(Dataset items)
□ □ □ □ □ □ □
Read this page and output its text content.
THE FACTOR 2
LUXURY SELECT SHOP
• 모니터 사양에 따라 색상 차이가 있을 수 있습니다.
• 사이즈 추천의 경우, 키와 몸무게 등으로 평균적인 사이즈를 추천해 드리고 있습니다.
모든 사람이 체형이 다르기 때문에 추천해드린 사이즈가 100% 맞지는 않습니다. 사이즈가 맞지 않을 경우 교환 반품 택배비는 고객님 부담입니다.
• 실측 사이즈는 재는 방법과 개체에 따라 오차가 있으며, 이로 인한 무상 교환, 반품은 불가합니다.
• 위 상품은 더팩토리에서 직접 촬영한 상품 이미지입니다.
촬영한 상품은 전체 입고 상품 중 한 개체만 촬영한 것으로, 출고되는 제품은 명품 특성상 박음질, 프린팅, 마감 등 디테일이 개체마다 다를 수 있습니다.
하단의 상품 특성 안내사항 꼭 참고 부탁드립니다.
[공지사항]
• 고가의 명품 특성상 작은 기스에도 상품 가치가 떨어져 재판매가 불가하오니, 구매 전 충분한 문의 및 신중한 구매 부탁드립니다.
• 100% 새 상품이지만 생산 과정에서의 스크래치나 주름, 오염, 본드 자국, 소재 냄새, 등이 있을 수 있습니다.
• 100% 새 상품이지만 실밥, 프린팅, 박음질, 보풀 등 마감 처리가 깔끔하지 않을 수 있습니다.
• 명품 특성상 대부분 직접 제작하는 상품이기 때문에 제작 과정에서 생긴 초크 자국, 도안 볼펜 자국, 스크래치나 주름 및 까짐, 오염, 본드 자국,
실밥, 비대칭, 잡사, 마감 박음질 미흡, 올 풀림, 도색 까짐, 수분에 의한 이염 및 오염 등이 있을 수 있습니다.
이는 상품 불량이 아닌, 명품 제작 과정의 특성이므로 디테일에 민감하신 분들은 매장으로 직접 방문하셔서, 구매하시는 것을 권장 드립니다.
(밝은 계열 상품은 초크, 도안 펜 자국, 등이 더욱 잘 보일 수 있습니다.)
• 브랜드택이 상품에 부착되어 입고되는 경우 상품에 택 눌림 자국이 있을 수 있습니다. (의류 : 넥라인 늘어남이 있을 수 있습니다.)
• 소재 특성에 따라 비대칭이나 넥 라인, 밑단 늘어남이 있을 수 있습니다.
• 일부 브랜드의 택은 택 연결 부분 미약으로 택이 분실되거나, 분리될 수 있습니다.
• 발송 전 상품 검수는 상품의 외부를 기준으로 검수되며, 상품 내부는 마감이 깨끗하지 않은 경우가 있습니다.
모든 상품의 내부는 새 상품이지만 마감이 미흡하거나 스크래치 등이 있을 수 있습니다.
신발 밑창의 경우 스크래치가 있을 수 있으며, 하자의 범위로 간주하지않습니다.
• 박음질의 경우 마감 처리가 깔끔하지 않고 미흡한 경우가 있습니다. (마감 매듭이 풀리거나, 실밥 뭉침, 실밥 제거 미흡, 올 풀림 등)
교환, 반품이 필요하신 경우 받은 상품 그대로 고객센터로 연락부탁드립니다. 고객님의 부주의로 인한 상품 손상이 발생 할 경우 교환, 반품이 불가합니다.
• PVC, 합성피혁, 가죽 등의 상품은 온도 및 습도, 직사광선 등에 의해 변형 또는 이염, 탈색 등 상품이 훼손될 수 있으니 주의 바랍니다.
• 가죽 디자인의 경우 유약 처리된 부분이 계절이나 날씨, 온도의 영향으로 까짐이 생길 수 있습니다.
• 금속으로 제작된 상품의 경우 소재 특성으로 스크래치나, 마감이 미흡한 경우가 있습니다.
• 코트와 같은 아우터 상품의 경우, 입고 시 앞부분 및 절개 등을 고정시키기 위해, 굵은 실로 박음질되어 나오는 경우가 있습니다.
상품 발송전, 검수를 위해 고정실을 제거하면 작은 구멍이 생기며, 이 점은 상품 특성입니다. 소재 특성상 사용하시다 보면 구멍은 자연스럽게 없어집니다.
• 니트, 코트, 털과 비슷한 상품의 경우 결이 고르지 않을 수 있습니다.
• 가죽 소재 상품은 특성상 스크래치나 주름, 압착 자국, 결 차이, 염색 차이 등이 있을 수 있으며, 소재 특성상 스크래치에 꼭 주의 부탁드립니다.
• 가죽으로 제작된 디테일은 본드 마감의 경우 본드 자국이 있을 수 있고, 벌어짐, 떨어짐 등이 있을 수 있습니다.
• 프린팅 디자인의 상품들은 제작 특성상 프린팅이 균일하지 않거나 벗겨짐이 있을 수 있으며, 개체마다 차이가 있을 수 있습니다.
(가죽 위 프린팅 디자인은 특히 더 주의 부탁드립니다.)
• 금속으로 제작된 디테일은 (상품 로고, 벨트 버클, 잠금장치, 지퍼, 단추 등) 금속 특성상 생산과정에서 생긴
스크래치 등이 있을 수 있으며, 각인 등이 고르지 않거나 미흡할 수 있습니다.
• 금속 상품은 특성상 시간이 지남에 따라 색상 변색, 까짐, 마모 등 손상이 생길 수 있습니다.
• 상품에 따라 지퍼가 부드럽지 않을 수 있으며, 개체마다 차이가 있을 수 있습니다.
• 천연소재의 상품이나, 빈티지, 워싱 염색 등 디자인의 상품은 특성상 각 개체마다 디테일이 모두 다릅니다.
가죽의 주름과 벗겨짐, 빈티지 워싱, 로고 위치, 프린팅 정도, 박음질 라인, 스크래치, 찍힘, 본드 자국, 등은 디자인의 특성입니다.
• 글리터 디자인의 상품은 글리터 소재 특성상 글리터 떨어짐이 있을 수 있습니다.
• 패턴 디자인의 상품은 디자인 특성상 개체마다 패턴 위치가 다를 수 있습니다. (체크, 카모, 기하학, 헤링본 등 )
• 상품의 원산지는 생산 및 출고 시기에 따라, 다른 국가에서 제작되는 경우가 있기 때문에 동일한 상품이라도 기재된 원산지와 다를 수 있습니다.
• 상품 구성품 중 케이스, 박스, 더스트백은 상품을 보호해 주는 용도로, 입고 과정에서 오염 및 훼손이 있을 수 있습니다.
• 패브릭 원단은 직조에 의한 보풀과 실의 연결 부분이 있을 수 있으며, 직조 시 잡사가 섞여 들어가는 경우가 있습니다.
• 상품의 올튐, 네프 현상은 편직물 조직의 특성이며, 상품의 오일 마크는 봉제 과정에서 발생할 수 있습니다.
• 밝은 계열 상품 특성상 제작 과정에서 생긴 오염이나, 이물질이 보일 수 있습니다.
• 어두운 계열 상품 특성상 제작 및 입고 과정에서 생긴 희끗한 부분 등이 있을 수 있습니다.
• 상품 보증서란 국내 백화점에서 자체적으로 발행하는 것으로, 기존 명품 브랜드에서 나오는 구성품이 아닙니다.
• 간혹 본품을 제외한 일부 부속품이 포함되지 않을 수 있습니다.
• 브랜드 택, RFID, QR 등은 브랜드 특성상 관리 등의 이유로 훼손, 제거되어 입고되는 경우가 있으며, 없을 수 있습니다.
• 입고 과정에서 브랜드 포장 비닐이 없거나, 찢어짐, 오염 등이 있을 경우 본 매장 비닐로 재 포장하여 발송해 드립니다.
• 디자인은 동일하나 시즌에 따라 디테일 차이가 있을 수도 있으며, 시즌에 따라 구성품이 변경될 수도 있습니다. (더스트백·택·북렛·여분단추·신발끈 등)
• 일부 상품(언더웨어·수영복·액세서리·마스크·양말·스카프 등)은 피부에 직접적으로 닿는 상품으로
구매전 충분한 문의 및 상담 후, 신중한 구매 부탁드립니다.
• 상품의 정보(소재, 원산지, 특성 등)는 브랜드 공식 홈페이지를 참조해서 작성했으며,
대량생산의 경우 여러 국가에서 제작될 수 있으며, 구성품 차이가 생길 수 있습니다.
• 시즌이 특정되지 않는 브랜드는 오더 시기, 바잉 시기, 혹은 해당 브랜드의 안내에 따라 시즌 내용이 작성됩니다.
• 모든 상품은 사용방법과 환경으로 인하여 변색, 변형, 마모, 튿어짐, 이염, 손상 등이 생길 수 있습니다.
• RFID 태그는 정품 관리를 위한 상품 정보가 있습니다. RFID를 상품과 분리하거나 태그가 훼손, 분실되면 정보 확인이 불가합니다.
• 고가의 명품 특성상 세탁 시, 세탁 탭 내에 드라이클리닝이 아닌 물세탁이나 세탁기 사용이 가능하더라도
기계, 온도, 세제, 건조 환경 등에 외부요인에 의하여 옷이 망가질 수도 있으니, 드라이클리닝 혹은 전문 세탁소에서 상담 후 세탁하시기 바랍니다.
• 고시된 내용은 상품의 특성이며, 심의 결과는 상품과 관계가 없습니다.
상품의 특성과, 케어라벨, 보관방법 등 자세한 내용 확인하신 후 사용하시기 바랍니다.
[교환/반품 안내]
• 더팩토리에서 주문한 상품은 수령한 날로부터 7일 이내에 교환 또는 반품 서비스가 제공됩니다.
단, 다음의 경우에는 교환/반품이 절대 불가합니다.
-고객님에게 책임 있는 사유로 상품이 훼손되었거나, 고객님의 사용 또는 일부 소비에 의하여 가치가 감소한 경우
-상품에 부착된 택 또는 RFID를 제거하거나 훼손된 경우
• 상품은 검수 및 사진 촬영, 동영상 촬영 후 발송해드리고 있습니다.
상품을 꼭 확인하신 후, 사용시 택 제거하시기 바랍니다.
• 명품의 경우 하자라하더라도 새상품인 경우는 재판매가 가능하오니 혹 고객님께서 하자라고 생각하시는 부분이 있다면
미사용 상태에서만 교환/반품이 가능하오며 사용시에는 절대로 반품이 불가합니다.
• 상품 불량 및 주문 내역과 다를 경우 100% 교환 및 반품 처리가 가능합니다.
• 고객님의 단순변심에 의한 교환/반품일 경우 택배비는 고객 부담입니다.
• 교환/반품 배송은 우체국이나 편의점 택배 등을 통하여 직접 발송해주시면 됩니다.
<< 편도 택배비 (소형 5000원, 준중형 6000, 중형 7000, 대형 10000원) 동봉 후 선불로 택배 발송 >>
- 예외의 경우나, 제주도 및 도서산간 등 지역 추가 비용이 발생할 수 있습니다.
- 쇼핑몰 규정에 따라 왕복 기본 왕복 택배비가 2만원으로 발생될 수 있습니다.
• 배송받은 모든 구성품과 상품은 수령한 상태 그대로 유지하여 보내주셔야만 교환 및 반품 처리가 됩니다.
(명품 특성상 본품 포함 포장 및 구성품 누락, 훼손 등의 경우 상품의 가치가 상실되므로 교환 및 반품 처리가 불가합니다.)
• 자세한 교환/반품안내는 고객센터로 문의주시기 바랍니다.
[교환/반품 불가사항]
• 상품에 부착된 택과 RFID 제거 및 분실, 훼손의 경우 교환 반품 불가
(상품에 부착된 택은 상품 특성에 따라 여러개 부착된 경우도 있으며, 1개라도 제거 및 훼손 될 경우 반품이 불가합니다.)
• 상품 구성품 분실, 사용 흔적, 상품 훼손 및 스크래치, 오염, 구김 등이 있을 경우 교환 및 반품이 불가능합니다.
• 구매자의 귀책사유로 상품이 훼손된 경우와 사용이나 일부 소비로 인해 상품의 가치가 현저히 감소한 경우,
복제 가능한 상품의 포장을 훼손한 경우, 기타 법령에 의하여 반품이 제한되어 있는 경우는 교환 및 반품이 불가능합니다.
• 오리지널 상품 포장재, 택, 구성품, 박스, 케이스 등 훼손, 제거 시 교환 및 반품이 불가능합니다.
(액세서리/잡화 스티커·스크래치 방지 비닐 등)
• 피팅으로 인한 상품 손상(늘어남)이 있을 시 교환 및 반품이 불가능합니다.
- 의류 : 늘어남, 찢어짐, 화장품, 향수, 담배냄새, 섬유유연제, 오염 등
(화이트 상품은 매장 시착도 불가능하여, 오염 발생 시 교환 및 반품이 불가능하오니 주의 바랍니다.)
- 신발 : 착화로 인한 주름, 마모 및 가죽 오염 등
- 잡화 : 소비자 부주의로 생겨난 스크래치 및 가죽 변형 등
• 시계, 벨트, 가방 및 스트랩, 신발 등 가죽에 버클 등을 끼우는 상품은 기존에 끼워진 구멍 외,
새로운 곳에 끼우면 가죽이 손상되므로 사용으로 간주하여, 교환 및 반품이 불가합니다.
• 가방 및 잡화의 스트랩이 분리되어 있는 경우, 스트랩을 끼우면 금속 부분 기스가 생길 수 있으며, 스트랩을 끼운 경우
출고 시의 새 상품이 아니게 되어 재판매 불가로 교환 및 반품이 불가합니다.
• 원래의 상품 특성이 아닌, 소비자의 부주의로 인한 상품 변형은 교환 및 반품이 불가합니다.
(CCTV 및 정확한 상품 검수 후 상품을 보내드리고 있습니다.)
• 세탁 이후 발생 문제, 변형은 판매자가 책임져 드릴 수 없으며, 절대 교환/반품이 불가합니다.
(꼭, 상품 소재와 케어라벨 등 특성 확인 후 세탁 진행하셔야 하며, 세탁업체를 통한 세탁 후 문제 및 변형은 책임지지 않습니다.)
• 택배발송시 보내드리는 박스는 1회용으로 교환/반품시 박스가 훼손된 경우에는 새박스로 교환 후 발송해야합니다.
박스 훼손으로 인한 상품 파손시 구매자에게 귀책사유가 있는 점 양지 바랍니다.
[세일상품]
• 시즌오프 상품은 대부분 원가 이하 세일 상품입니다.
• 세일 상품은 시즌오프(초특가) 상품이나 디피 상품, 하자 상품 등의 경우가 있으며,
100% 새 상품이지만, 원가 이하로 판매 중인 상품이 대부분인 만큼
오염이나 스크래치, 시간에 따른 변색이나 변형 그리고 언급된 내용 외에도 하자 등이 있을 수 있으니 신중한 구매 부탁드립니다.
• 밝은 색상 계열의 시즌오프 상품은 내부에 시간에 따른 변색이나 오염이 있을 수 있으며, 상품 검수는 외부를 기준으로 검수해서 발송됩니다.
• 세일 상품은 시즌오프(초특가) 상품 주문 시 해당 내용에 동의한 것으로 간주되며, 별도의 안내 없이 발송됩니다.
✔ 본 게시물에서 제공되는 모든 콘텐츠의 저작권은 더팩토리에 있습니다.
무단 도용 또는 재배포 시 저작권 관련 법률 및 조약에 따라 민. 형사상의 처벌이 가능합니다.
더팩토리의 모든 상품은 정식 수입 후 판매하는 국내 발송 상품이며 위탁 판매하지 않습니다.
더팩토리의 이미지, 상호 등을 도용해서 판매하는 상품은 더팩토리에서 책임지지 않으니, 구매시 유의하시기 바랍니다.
□ □ □ □ □ □ □
(BRIEF)
Look through the data above. Each line containing the word "구성품이" needs to be copied.

(WRITTEN RESPONSE)
• 상품 보증서란 국내 백화점에서 자체적으로 발행하는 것으로, 기존 명품 브랜드에서 나오는 구성품이 아닙니다.
• 디자인은 동일하나 시즌에 따라 디테일 차이가 있을 수도 있으며, 시즌에 따라 구성품이 변경될 수도 있습니다. (더스트백·택·북렛·여분단추·신발끈 등)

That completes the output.